==== Listed entries ====

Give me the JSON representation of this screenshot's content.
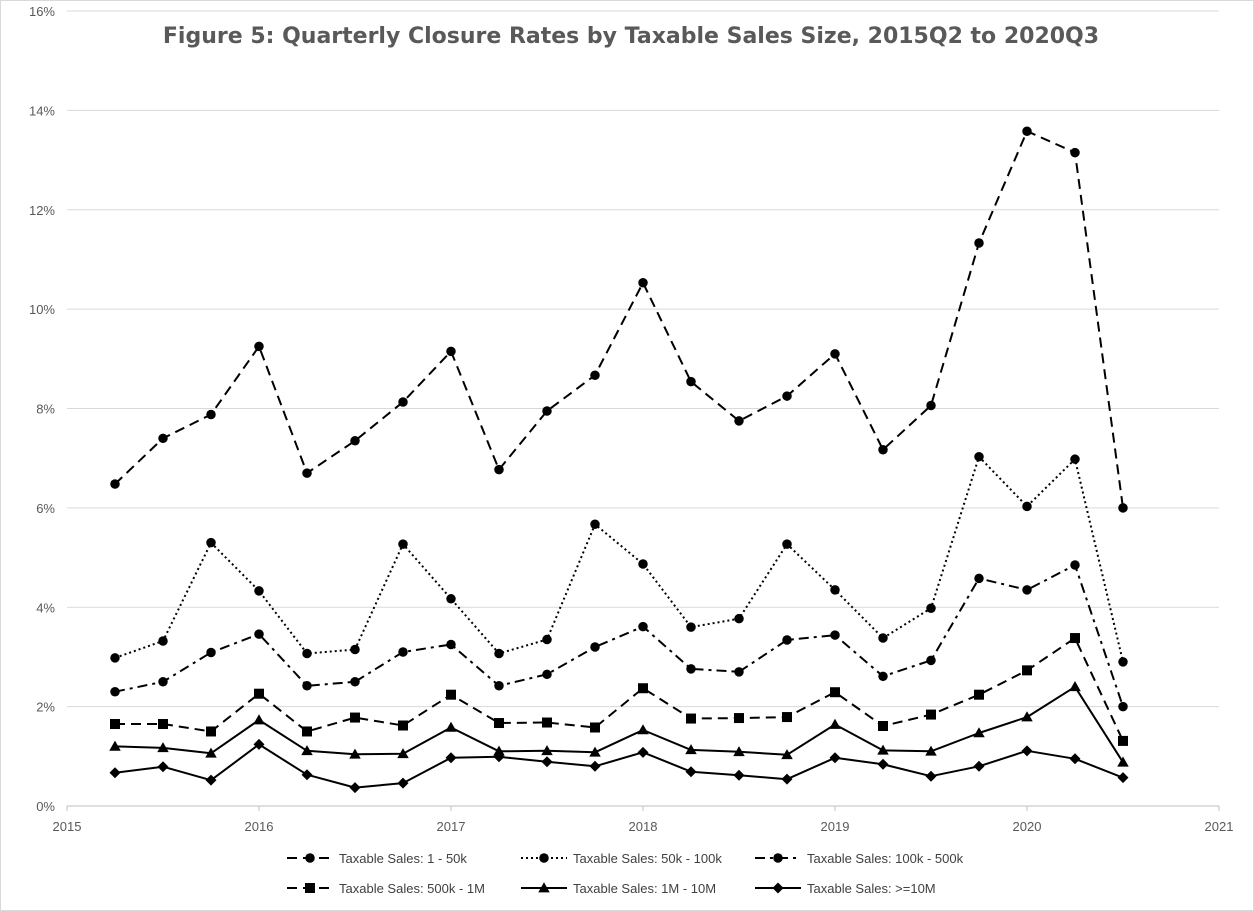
{
  "chart_data": {
    "type": "line",
    "title": "Figure 5: Quarterly Closure Rates by Taxable Sales Size, 2015Q2 to 2020Q3",
    "xlabel": "",
    "ylabel": "",
    "xlim": [
      2015,
      2021
    ],
    "ylim": [
      0,
      16
    ],
    "x_ticks": [
      "2015",
      "2016",
      "2017",
      "2018",
      "2019",
      "2020",
      "2021"
    ],
    "y_ticks": [
      "0%",
      "2%",
      "4%",
      "6%",
      "8%",
      "10%",
      "12%",
      "14%",
      "16%"
    ],
    "grid": "horizontal",
    "legend_position": "bottom",
    "x": [
      2015.25,
      2015.5,
      2015.75,
      2016.0,
      2016.25,
      2016.5,
      2016.75,
      2017.0,
      2017.25,
      2017.5,
      2017.75,
      2018.0,
      2018.25,
      2018.5,
      2018.75,
      2019.0,
      2019.25,
      2019.5,
      2019.75,
      2020.0,
      2020.25,
      2020.5
    ],
    "series": [
      {
        "name": "Taxable Sales: 1 - 50k",
        "dash": "dashed",
        "marker": "circle",
        "values": [
          6.48,
          7.4,
          7.88,
          9.25,
          6.7,
          7.35,
          8.13,
          9.15,
          6.77,
          7.95,
          8.67,
          10.53,
          8.54,
          7.75,
          8.25,
          9.1,
          7.17,
          8.06,
          11.33,
          13.58,
          13.15,
          6.0
        ]
      },
      {
        "name": "Taxable Sales: 50k - 100k",
        "dash": "dotted",
        "marker": "circle",
        "values": [
          2.98,
          3.32,
          5.3,
          4.33,
          3.07,
          3.15,
          5.27,
          4.17,
          3.07,
          3.35,
          5.67,
          4.87,
          3.6,
          3.77,
          5.27,
          4.35,
          3.38,
          3.98,
          7.03,
          6.03,
          6.98,
          2.9
        ]
      },
      {
        "name": "Taxable Sales: 100k - 500k",
        "dash": "dashdot",
        "marker": "circle",
        "values": [
          2.3,
          2.5,
          3.09,
          3.46,
          2.42,
          2.5,
          3.1,
          3.25,
          2.42,
          2.65,
          3.2,
          3.61,
          2.76,
          2.7,
          3.34,
          3.44,
          2.61,
          2.93,
          4.58,
          4.35,
          4.85,
          2.0
        ]
      },
      {
        "name": "Taxable Sales: 500k - 1M",
        "dash": "dashed",
        "marker": "square",
        "values": [
          1.65,
          1.65,
          1.5,
          2.26,
          1.5,
          1.78,
          1.62,
          2.24,
          1.67,
          1.68,
          1.58,
          2.37,
          1.76,
          1.77,
          1.79,
          2.29,
          1.61,
          1.84,
          2.24,
          2.73,
          3.38,
          1.31
        ]
      },
      {
        "name": "Taxable Sales: 1M - 10M",
        "dash": "solid",
        "marker": "triangle",
        "values": [
          1.2,
          1.17,
          1.06,
          1.73,
          1.11,
          1.04,
          1.05,
          1.58,
          1.1,
          1.11,
          1.08,
          1.53,
          1.13,
          1.09,
          1.03,
          1.64,
          1.12,
          1.1,
          1.47,
          1.79,
          2.4,
          0.88
        ]
      },
      {
        "name": "Taxable Sales: >=10M",
        "dash": "solid",
        "marker": "diamond",
        "values": [
          0.67,
          0.79,
          0.52,
          1.24,
          0.63,
          0.37,
          0.46,
          0.97,
          0.99,
          0.89,
          0.8,
          1.08,
          0.69,
          0.62,
          0.54,
          0.97,
          0.84,
          0.6,
          0.8,
          1.11,
          0.95,
          0.57
        ]
      }
    ]
  },
  "colors": {
    "line": "#000000",
    "grid": "#d9d9d9",
    "axis": "#bfbfbf",
    "text": "#595959"
  }
}
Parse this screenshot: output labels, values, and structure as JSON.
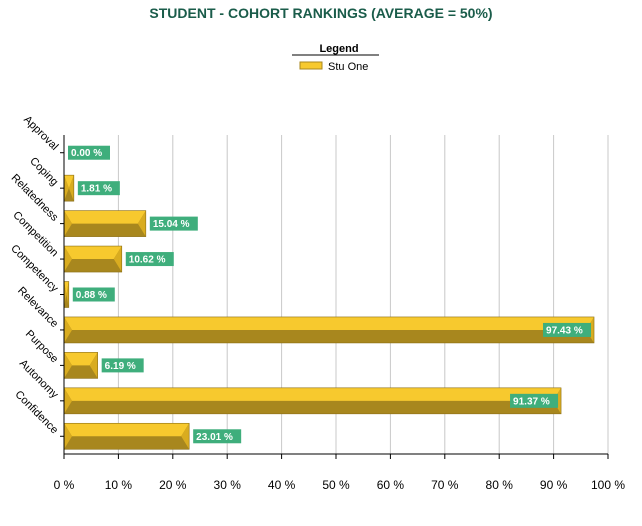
{
  "chart_data": {
    "type": "bar",
    "orientation": "horizontal",
    "title": "STUDENT - COHORT RANKINGS (AVERAGE = 50%)",
    "legend": {
      "title": "Legend",
      "placement": "top-center"
    },
    "categories": [
      "Approval",
      "Coping",
      "Relatedness",
      "Competition",
      "Competency",
      "Relevance",
      "Purpose",
      "Autonomy",
      "Confidence"
    ],
    "series": [
      {
        "name": "Stu One",
        "values": [
          0.0,
          1.81,
          15.04,
          10.62,
          0.88,
          97.43,
          6.19,
          91.37,
          23.01
        ],
        "labels": [
          "0.00 %",
          "1.81 %",
          "15.04 %",
          "10.62 %",
          "0.88 %",
          "97.43 %",
          "6.19 %",
          "91.37 %",
          "23.01 %"
        ]
      }
    ],
    "xlim": [
      0,
      100
    ],
    "xticks": [
      0,
      10,
      20,
      30,
      40,
      50,
      60,
      70,
      80,
      90,
      100
    ],
    "xtick_labels": [
      "0 %",
      "10 %",
      "20 %",
      "30 %",
      "40 %",
      "50 %",
      "60 %",
      "70 %",
      "80 %",
      "90 %",
      "100 %"
    ],
    "grid": {
      "vertical": true,
      "horizontal": false
    },
    "colors": {
      "title": "#1a5c4a",
      "bar_top": "#f7c92e",
      "bar_bottom": "#a8871e",
      "bar_cap": "#d9ac20",
      "label_bg": "#3fae7c",
      "grid": "#c8c8c8",
      "axis": "#000000"
    }
  }
}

====

◆ **Problem statement**:
Find the word "Sales" and list each line it appears in.

◆ **Complete response**:
    "title": "Figure 5: Quarterly Closure Rates by Taxable Sales Size, 2015Q2 to 2020Q3",
        "name": "Taxable Sales: 1 - 50k",
        "name": "Taxable Sales: 50k - 100k",
        "name": "Taxable Sales: 100k - 500k",
        "name": "Taxable Sales: 500k - 1M",
        "name": "Taxable Sales: 1M - 10M",
        "name": "Taxable Sales: >=10M",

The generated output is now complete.